§ Aim of the task:
Each line that contains the string "예방교육" counts once; report how many such lines appear in the data, as a number only.
○ ○ ○
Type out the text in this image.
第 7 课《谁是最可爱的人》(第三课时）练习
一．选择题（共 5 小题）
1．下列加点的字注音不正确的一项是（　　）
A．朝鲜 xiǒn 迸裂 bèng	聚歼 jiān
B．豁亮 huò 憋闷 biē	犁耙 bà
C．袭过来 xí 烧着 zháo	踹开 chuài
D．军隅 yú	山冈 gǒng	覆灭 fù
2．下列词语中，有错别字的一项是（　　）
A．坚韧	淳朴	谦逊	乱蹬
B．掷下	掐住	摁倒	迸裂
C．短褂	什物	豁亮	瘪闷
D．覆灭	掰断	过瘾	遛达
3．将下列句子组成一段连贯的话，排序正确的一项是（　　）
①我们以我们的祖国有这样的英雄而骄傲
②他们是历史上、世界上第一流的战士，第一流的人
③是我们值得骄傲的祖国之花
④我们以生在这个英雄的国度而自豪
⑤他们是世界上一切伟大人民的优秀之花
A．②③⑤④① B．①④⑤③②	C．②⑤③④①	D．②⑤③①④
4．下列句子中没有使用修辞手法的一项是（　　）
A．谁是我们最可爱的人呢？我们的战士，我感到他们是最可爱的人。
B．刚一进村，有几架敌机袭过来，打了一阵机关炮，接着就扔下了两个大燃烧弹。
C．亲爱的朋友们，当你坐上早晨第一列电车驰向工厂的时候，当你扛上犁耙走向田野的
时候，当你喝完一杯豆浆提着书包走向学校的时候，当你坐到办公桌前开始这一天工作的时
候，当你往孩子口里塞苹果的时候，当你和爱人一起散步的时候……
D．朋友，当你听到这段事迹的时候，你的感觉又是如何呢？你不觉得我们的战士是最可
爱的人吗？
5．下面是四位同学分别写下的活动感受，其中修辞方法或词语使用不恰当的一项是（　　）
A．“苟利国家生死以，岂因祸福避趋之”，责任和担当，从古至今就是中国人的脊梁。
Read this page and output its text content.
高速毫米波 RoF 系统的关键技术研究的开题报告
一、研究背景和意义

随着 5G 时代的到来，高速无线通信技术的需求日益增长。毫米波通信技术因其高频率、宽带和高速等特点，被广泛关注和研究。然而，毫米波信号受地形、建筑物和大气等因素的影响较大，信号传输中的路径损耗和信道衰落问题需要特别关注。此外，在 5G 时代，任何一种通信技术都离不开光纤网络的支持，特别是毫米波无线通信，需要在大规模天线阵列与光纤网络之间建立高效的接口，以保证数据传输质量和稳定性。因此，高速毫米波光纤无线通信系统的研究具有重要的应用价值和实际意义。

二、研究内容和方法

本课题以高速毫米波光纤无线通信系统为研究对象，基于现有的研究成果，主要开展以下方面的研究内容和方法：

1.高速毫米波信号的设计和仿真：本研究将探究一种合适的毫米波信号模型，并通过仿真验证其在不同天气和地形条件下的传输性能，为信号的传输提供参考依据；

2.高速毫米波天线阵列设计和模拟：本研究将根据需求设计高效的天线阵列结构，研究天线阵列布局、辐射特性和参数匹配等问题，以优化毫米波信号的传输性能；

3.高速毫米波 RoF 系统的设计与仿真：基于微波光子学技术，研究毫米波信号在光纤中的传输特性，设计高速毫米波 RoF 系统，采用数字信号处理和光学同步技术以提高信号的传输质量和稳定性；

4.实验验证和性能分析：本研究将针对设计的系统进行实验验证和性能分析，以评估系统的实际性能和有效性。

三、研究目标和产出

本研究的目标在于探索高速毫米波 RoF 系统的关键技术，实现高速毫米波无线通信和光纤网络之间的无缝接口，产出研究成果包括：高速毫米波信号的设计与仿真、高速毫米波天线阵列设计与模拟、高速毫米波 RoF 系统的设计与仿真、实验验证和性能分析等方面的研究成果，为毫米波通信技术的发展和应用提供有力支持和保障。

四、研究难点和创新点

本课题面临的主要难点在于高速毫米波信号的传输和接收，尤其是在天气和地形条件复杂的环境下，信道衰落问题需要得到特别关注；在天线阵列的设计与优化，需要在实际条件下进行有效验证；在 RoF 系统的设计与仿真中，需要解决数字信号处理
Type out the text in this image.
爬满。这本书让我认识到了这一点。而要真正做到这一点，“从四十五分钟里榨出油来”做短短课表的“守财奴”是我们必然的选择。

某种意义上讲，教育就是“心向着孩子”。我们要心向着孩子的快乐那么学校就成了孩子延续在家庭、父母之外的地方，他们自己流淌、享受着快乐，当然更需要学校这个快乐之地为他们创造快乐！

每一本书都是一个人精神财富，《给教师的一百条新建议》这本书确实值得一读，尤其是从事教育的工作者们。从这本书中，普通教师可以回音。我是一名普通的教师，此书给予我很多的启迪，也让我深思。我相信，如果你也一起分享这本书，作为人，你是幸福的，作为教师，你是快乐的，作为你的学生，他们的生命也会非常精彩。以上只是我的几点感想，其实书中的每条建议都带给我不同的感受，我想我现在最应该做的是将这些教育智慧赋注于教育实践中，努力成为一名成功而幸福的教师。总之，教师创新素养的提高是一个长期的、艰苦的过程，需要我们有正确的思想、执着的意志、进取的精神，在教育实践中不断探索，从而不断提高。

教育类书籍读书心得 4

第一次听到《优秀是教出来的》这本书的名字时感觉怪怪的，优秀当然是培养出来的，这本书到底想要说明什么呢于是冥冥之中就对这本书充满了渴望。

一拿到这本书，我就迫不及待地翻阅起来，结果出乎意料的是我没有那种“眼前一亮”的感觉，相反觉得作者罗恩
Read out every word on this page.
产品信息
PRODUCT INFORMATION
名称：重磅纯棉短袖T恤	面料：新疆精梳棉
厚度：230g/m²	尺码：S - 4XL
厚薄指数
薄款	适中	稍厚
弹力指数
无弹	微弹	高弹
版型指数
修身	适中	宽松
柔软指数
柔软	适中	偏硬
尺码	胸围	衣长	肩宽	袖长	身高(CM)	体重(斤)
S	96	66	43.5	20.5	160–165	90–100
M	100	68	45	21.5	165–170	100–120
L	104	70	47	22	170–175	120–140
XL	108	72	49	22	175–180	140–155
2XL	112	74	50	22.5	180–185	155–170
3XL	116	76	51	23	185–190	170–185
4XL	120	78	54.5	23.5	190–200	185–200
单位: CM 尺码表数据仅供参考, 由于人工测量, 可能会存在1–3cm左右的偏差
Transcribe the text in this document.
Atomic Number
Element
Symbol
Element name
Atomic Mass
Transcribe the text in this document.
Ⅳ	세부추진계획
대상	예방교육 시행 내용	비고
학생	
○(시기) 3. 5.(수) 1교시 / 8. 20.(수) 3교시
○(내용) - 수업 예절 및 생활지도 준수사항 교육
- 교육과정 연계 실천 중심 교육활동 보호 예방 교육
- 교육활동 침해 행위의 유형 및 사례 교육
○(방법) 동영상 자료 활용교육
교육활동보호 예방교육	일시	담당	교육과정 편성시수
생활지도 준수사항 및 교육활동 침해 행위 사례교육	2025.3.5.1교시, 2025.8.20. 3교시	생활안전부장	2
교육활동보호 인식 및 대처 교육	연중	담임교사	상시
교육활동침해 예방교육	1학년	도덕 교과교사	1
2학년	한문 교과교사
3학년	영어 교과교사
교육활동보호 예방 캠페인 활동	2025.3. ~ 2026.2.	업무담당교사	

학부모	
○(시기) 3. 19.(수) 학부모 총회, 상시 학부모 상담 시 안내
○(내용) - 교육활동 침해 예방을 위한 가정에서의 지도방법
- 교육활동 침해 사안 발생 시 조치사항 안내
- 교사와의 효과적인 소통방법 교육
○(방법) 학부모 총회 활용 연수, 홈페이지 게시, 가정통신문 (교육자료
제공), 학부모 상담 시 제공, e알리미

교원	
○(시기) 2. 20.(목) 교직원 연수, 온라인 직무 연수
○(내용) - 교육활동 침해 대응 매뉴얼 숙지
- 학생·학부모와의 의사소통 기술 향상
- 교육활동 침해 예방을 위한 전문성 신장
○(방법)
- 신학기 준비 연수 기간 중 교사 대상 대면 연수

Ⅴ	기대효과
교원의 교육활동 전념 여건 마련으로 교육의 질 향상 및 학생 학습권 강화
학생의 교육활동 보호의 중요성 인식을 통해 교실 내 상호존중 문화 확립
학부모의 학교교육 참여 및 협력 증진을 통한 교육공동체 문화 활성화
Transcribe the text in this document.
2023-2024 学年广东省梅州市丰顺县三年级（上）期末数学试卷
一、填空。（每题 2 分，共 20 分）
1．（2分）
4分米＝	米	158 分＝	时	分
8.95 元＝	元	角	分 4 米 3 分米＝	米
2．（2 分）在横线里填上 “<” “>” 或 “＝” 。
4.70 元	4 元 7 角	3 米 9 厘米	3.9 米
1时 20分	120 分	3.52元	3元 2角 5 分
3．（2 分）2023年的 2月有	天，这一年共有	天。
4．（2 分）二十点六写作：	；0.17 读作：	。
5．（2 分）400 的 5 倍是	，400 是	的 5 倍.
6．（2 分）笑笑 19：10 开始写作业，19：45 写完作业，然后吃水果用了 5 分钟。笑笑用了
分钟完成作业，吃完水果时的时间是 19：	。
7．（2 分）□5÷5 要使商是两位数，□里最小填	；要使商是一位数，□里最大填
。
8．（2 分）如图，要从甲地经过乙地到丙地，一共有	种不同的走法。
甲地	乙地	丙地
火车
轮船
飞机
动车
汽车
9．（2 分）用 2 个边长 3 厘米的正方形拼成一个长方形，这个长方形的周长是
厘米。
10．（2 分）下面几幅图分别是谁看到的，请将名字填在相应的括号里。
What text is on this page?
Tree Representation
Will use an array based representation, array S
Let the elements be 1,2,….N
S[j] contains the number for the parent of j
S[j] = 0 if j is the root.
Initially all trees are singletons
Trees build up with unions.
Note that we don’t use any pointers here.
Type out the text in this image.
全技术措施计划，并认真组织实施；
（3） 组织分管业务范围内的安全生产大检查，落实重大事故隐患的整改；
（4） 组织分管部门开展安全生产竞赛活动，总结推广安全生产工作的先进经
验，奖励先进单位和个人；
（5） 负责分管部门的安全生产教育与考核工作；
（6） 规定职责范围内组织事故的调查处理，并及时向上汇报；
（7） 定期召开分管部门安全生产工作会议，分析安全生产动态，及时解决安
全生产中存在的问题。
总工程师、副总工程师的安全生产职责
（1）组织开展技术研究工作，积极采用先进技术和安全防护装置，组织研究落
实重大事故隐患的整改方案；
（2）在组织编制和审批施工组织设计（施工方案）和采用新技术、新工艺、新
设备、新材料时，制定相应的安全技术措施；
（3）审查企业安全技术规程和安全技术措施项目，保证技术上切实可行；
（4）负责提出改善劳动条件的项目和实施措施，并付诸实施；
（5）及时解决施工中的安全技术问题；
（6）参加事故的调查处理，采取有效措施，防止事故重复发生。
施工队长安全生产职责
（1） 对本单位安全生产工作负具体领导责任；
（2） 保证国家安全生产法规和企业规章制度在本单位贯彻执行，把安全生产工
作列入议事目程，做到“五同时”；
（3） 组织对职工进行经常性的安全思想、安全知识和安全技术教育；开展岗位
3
○ ○ ○
§ The answer:
3